__EXERCISE PROMPT__. Wherever a line holds the word "exponent", copy that line out.

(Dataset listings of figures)
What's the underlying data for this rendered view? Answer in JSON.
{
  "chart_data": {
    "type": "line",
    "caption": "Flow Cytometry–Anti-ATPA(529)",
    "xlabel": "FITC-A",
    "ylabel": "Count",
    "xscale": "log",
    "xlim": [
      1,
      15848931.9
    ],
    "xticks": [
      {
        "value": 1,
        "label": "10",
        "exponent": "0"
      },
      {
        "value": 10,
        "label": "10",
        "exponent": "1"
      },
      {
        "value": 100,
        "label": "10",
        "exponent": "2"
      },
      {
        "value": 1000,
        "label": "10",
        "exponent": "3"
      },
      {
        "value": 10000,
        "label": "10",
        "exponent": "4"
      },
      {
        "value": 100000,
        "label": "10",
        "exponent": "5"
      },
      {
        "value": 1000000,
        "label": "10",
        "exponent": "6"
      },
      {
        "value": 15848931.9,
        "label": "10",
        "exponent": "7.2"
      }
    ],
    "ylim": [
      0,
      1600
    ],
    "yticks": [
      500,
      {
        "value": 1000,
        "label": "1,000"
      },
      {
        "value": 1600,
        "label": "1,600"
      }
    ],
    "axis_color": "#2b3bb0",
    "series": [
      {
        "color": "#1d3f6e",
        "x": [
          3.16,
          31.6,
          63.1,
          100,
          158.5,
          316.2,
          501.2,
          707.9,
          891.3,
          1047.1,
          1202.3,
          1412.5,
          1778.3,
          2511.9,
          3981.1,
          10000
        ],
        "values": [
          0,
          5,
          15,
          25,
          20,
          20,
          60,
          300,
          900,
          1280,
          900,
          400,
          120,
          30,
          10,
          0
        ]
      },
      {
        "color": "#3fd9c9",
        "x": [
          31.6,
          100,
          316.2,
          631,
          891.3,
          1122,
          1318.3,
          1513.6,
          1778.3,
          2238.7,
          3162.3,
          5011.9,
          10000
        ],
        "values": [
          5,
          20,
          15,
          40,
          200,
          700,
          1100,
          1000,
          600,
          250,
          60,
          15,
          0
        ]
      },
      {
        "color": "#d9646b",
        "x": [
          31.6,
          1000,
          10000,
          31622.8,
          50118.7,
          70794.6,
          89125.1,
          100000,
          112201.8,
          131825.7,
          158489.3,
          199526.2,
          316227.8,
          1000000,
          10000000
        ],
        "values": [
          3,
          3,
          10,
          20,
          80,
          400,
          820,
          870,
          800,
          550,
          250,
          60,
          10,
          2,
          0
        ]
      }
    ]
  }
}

__CORRECT RESPONSE__.
        "exponent": "0"
        "exponent": "1"
        "exponent": "2"
        "exponent": "3"
        "exponent": "4"
        "exponent": "5"
        "exponent": "6"
        "exponent": "7.2"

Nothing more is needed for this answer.